WORK TO COMPLETE » The entries below are to be transcribed in full, without their images.

Extracted data entries
• • • • • • •

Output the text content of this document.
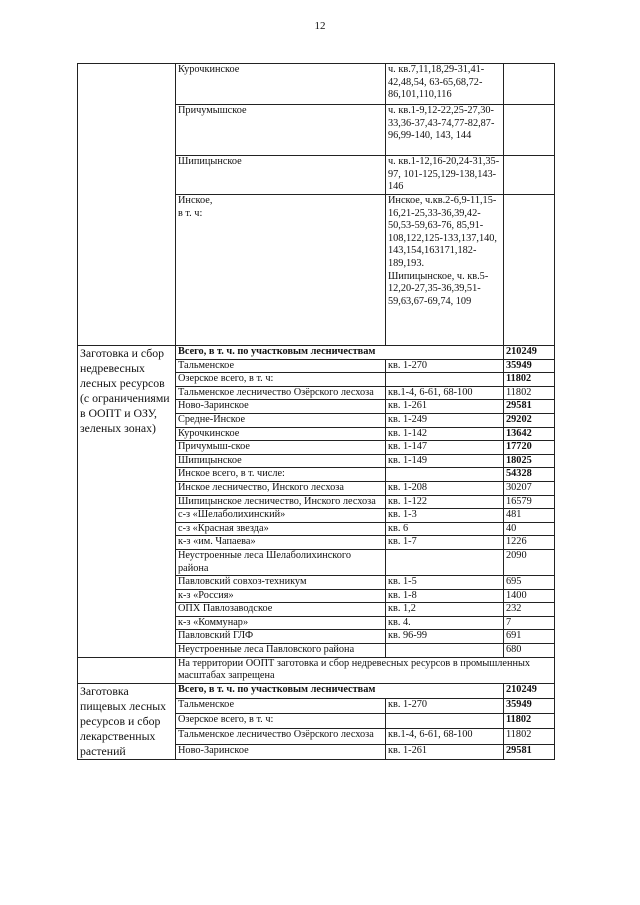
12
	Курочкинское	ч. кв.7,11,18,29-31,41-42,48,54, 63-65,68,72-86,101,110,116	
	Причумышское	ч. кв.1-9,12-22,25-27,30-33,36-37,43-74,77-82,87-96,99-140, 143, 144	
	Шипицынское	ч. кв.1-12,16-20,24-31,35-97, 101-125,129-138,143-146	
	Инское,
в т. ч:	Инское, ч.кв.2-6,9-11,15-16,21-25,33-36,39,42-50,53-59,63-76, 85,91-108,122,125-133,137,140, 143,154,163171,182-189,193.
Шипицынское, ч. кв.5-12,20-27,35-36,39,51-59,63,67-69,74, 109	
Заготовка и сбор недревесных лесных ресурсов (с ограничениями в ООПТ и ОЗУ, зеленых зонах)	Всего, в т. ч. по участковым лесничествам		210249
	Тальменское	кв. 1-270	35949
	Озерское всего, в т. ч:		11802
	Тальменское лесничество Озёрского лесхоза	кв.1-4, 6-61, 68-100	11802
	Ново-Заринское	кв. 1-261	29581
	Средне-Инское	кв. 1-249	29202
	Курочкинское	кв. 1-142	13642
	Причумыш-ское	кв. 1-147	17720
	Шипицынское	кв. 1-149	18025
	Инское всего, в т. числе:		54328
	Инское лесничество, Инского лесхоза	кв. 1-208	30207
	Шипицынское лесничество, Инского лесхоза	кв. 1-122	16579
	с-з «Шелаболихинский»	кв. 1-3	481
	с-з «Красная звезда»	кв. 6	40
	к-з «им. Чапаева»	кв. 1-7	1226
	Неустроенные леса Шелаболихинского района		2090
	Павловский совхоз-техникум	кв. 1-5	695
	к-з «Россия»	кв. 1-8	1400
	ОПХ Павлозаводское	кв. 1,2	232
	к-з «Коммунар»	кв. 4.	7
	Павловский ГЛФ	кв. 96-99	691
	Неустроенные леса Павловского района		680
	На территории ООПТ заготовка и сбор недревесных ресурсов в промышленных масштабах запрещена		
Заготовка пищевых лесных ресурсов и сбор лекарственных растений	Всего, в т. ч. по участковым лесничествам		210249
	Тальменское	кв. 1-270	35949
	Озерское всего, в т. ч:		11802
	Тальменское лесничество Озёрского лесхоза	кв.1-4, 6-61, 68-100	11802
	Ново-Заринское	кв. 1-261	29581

• • • • • • •

FINISHED ANSWER »
Output the text content of this document.
12
	Курочкинское	ч. кв.7,11,18,29-31,41-42,48,54, 63-65,68,72-86,101,110,116	
	Причумышское	ч. кв.1-9,12-22,25-27,30-33,36-37,43-74,77-82,87-96,99-140, 143, 144	
	Шипицынское	ч. кв.1-12,16-20,24-31,35-97, 101-125,129-138,143-146	
	Инское,
в т. ч:	Инское, ч.кв.2-6,9-11,15-16,21-25,33-36,39,42-50,53-59,63-76, 85,91-108,122,125-133,137,140, 143,154,163171,182-189,193.
Шипицынское, ч. кв.5-12,20-27,35-36,39,51-59,63,67-69,74, 109	
Заготовка и сбор недревесных лесных ресурсов (с ограничениями в ООПТ и ОЗУ, зеленых зонах)	Всего, в т. ч. по участковым лесничествам		210249
	Тальменское	кв. 1-270	35949
	Озерское всего, в т. ч:		11802
	Тальменское лесничество Озёрского лесхоза	кв.1-4, 6-61, 68-100	11802
	Ново-Заринское	кв. 1-261	29581
	Средне-Инское	кв. 1-249	29202
	Курочкинское	кв. 1-142	13642
	Причумыш-ское	кв. 1-147	17720
	Шипицынское	кв. 1-149	18025
	Инское всего, в т. числе:		54328
	Инское лесничество, Инского лесхоза	кв. 1-208	30207
	Шипицынское лесничество, Инского лесхоза	кв. 1-122	16579
	с-з «Шелаболихинский»	кв. 1-3	481
	с-з «Красная звезда»	кв. 6	40
	к-з «им. Чапаева»	кв. 1-7	1226
	Неустроенные леса Шелаболихинского района		2090
	Павловский совхоз-техникум	кв. 1-5	695
	к-з «Россия»	кв. 1-8	1400
	ОПХ Павлозаводское	кв. 1,2	232
	к-з «Коммунар»	кв. 4.	7
	Павловский ГЛФ	кв. 96-99	691
	Неустроенные леса Павловского района		680
	На территории ООПТ заготовка и сбор недревесных ресурсов в промышленных масштабах запрещена		
Заготовка пищевых лесных ресурсов и сбор лекарственных растений	Всего, в т. ч. по участковым лесничествам		210249
	Тальменское	кв. 1-270	35949
	Озерское всего, в т. ч:		11802
	Тальменское лесничество Озёрского лесхоза	кв.1-4, 6-61, 68-100	11802
	Ново-Заринское	кв. 1-261	29581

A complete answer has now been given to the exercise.